===== Records for the exercise =====

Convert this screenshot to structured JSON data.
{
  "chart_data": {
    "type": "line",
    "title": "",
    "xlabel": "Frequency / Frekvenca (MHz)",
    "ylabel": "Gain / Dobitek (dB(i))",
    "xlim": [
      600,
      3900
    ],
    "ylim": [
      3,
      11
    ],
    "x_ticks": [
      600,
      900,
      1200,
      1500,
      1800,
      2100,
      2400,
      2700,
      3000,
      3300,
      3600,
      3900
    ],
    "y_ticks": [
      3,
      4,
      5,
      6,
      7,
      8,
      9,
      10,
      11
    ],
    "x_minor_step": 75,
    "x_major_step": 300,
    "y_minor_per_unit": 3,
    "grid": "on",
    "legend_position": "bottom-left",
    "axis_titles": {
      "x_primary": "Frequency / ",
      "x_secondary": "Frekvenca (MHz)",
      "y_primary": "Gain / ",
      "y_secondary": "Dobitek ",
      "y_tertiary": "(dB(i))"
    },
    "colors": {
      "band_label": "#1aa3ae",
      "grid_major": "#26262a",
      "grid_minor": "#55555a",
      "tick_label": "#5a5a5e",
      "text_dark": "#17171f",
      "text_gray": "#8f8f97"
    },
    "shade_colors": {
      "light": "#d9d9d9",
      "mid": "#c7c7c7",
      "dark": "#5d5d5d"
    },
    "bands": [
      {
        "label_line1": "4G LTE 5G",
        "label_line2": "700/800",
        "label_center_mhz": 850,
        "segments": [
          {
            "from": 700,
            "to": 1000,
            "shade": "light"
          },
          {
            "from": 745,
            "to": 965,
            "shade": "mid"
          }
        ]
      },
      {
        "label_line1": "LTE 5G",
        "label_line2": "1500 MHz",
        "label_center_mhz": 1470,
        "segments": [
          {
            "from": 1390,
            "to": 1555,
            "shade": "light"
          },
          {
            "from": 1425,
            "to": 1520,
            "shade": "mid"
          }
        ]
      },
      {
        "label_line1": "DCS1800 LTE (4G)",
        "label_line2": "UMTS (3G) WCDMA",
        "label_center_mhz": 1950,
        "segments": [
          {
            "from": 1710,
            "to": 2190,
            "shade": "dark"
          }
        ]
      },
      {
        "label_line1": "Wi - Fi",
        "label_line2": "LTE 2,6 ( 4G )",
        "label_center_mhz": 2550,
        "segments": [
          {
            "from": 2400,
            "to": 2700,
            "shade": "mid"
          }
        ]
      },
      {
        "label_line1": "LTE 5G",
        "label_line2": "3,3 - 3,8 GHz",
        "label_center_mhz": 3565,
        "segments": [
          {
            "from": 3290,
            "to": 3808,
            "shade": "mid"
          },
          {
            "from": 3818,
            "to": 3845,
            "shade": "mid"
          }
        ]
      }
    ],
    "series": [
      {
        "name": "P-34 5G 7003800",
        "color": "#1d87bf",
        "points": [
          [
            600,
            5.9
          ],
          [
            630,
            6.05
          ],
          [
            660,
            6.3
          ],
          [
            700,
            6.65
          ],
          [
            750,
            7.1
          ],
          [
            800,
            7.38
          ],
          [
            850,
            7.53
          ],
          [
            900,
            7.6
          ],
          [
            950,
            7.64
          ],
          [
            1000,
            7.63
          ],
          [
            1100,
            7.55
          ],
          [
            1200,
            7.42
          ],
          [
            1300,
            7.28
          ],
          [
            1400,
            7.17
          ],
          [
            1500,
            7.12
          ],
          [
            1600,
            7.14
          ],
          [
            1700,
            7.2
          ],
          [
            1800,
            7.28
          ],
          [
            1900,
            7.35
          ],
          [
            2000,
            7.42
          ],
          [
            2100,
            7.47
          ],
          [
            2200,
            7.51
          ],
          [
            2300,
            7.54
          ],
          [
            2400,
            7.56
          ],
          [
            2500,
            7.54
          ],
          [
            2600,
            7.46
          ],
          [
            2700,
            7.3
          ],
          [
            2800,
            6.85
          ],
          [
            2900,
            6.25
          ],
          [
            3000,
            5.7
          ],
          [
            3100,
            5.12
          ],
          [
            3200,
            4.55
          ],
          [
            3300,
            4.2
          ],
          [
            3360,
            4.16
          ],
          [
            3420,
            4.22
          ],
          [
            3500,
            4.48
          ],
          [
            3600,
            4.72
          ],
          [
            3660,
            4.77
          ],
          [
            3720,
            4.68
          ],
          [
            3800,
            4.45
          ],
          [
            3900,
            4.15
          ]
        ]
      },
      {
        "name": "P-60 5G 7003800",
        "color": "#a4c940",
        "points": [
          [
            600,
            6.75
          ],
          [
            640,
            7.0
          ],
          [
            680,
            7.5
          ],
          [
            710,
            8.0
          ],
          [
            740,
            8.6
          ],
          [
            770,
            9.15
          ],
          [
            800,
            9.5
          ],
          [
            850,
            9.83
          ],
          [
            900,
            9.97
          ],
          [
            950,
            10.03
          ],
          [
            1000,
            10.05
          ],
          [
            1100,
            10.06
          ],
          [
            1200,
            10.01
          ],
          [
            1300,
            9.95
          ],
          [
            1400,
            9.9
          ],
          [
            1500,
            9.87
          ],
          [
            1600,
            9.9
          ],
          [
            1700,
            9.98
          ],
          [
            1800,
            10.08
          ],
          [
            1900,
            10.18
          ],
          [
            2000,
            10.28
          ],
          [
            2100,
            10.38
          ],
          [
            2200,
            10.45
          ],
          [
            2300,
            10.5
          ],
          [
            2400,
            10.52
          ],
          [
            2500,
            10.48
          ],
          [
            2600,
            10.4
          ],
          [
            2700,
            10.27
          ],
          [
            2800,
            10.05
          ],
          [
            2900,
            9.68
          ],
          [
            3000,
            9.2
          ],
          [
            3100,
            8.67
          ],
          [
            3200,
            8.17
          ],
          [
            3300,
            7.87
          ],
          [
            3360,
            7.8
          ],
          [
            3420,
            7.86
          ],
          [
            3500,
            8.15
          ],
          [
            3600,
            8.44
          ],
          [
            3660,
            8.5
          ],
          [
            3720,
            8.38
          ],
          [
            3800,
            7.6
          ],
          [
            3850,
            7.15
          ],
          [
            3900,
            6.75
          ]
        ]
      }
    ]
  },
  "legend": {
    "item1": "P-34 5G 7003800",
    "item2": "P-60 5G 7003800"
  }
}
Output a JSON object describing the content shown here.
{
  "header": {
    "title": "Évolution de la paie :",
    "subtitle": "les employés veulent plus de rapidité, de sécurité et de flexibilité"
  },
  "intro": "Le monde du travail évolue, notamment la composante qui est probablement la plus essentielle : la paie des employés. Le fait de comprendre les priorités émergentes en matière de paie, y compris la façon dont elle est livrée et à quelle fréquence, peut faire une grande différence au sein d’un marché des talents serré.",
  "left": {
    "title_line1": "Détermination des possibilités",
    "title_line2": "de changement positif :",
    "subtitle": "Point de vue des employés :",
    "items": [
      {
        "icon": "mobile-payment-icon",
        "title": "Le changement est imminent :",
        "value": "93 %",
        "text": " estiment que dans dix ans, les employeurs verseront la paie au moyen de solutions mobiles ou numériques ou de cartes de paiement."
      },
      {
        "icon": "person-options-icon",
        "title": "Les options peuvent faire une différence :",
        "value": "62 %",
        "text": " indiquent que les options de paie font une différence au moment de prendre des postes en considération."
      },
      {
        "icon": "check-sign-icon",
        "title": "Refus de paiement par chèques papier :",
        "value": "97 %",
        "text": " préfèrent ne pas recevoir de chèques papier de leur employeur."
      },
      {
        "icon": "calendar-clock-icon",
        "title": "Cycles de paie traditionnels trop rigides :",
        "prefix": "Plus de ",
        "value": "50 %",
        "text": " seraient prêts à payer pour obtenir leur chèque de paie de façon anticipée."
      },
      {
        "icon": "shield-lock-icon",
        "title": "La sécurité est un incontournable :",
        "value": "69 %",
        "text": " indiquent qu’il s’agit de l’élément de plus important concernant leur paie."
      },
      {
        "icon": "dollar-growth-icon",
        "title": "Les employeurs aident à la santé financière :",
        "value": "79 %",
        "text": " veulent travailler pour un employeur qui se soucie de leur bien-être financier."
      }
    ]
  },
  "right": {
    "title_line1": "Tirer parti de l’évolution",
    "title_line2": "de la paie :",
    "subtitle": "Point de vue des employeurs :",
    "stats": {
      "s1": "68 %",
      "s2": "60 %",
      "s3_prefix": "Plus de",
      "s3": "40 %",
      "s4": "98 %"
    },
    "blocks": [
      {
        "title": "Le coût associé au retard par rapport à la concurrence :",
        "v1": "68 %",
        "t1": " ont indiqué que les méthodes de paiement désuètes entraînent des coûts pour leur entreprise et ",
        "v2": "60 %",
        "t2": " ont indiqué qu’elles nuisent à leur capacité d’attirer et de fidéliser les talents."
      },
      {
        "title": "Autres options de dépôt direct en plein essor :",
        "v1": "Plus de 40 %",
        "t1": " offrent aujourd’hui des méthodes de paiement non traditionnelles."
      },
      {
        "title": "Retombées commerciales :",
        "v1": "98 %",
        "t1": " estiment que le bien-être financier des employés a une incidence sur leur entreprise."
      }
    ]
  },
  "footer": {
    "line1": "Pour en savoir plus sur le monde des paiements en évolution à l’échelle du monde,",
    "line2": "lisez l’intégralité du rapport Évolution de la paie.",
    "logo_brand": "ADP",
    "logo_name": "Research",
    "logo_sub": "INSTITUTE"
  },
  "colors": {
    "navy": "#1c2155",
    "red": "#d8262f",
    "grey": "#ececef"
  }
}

=====

**Objective**
Pick out all lines from the data above in which the word "être" appears.

**Task result**
        "text": " veulent travailler pour un employeur qui se soucie de leur bien-être financier."
        "t1": " estiment que le bien-être financier des employés a une incidence sur leur entreprise."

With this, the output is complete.